* [Stated problem]
Check every line of the material below for the string "xlabel", and return the ones that have it.

* [Data in this exercise]
* Start *

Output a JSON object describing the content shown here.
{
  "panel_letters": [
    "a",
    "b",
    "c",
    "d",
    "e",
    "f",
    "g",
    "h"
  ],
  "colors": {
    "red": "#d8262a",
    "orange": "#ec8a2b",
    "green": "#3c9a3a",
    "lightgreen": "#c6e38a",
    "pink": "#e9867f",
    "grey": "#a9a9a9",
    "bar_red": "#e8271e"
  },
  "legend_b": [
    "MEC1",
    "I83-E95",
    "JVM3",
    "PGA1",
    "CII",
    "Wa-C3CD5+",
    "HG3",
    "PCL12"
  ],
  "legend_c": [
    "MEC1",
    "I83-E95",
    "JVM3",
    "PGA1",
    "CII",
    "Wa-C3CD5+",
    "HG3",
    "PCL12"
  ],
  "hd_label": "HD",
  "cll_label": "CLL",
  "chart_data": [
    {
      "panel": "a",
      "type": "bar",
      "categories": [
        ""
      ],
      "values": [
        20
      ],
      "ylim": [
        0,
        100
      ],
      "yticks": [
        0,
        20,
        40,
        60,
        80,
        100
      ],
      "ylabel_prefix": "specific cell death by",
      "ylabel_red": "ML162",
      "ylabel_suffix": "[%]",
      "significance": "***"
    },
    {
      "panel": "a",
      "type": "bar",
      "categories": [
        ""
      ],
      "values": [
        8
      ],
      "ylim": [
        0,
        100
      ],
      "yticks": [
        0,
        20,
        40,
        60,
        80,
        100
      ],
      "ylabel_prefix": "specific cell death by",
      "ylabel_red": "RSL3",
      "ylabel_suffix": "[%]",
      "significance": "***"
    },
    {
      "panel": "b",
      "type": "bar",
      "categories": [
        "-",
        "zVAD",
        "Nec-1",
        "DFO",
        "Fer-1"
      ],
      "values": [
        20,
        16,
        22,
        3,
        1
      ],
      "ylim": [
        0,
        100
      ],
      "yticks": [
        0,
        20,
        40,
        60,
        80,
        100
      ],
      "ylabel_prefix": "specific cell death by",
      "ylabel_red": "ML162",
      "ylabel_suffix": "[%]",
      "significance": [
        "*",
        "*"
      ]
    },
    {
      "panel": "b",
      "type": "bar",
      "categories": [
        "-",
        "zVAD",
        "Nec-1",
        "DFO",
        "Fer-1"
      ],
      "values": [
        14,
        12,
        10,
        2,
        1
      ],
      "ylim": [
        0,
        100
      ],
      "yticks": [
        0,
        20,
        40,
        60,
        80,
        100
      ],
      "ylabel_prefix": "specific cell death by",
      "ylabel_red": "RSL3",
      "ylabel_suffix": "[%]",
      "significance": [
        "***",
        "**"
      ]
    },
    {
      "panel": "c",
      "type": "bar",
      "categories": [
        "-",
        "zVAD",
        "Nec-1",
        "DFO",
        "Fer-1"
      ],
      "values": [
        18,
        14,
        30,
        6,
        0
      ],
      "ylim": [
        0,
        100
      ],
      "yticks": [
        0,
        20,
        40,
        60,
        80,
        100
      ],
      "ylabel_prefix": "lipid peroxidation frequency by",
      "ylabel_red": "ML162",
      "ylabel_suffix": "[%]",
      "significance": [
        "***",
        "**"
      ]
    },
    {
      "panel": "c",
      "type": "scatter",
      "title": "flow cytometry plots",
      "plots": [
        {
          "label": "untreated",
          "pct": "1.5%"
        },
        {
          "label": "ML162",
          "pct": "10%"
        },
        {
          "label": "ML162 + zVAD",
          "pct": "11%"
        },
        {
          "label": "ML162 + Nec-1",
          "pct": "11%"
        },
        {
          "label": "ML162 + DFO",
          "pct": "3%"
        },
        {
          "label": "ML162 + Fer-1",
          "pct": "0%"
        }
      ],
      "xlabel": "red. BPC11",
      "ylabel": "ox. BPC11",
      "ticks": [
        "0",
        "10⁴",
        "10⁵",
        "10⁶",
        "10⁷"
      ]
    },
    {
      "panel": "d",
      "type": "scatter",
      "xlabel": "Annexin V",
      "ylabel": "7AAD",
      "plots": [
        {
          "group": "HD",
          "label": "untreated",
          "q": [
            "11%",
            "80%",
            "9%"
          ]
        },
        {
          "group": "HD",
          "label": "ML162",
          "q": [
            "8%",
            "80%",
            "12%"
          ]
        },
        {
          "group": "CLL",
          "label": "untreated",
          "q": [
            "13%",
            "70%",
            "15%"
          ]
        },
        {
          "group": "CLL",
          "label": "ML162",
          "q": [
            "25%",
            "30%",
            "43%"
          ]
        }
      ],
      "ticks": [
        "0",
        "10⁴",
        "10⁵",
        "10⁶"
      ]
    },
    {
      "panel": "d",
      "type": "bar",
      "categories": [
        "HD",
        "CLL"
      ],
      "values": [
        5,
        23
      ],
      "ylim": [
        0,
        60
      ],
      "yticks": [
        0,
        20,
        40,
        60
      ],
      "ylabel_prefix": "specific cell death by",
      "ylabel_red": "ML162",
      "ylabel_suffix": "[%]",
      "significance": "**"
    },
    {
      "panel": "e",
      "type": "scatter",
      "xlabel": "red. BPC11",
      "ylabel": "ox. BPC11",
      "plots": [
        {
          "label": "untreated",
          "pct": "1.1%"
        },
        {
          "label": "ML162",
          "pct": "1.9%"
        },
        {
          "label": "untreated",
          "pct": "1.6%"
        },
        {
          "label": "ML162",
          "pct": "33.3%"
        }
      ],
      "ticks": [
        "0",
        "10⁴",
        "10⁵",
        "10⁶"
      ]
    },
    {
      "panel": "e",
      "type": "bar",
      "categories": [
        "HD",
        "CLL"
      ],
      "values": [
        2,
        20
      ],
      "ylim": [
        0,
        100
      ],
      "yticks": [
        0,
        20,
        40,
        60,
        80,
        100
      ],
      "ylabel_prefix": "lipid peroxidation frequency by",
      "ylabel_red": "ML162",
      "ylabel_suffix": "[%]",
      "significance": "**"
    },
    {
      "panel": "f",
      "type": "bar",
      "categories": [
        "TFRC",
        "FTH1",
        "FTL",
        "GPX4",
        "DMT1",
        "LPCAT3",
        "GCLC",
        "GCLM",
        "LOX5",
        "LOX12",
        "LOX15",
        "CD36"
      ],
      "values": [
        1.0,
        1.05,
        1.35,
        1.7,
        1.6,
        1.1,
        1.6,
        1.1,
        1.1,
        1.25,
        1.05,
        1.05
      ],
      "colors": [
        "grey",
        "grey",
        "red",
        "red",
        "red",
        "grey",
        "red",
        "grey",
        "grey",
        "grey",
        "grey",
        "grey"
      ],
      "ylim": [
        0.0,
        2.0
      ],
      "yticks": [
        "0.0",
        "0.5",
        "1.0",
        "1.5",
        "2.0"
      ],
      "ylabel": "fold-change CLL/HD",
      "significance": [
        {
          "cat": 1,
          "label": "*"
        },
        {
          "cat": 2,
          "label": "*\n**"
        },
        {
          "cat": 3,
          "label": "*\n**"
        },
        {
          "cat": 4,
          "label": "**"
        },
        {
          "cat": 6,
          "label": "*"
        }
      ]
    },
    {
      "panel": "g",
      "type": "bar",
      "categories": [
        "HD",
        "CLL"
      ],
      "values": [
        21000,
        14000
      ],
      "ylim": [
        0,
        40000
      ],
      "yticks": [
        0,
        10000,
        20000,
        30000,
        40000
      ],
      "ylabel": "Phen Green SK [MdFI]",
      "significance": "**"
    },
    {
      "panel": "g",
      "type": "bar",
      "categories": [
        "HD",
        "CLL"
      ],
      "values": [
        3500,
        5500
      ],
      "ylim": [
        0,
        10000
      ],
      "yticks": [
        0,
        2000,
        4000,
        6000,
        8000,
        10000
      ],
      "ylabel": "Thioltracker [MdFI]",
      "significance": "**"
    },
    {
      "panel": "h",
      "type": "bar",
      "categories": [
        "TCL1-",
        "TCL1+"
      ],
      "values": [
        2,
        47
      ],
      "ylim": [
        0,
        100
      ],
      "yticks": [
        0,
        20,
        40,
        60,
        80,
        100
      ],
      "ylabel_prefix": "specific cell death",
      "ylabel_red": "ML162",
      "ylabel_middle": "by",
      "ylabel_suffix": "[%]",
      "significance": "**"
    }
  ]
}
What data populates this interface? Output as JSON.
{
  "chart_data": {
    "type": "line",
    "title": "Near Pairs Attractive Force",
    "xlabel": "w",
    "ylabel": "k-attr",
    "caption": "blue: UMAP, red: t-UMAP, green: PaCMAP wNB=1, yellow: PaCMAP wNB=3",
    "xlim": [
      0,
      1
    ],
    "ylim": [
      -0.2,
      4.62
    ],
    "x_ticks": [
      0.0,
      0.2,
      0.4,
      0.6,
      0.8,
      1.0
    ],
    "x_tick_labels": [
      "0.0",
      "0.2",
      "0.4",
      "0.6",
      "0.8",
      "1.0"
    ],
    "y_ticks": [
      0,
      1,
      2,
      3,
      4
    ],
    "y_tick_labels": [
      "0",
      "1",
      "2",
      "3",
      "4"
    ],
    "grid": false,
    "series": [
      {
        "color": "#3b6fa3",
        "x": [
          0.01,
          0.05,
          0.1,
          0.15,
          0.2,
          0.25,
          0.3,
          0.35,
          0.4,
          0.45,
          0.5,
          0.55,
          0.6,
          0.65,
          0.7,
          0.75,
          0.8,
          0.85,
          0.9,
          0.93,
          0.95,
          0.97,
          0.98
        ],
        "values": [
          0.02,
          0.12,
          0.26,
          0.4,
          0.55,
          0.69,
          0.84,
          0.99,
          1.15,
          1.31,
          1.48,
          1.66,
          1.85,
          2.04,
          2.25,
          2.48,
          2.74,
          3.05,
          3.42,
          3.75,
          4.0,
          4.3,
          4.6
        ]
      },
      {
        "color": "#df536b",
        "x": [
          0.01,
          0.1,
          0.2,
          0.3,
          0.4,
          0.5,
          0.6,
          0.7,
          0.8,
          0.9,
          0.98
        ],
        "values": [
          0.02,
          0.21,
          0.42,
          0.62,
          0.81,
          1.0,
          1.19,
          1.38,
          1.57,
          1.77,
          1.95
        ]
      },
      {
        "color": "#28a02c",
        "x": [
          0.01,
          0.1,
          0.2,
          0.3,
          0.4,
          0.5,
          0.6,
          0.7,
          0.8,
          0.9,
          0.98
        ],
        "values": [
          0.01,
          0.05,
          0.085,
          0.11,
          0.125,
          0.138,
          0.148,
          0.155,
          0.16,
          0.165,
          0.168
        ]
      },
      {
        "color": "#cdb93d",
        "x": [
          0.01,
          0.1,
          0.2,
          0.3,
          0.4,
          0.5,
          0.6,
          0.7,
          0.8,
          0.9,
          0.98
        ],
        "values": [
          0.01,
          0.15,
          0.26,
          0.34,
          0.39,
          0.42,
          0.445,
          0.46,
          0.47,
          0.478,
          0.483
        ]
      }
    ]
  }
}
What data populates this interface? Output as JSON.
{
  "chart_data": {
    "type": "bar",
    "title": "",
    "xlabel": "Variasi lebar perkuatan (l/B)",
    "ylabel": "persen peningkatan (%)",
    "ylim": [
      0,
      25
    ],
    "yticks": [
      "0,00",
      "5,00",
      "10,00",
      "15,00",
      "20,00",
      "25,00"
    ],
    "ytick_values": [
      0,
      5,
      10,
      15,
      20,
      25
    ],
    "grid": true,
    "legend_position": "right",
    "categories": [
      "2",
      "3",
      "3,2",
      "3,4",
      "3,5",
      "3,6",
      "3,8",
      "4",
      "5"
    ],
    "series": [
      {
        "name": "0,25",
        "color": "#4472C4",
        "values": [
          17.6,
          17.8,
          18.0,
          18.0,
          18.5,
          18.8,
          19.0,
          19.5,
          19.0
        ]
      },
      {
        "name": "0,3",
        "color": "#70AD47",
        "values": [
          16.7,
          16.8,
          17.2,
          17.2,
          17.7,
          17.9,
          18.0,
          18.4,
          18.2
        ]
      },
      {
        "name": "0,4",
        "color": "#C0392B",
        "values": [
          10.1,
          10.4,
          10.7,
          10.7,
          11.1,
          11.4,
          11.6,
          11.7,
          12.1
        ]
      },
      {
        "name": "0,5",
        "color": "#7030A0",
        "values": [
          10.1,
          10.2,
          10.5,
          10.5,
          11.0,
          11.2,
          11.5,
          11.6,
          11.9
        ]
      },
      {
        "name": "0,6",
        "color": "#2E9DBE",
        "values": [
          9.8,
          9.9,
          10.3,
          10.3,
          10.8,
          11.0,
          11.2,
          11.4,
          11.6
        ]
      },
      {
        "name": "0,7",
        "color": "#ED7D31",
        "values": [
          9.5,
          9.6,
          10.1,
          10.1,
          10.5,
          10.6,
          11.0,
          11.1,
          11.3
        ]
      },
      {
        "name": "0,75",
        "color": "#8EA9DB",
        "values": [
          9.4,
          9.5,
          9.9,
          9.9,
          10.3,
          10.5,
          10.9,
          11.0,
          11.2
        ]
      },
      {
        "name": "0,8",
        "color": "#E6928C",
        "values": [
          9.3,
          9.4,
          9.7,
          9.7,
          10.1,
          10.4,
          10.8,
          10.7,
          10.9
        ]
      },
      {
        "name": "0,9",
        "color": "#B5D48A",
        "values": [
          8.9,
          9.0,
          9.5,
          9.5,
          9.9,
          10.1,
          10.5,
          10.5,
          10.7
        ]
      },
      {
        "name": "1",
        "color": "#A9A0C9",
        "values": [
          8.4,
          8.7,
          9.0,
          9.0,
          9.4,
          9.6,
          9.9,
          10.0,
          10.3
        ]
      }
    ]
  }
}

* End *

* [Correct response]
      "xlabel": "red. BPC11",
      "xlabel": "Annexin V",
      "xlabel": "red. BPC11",
    "xlabel": "w",
    "xlabel": "Variasi lebar perkuatan (l/B)",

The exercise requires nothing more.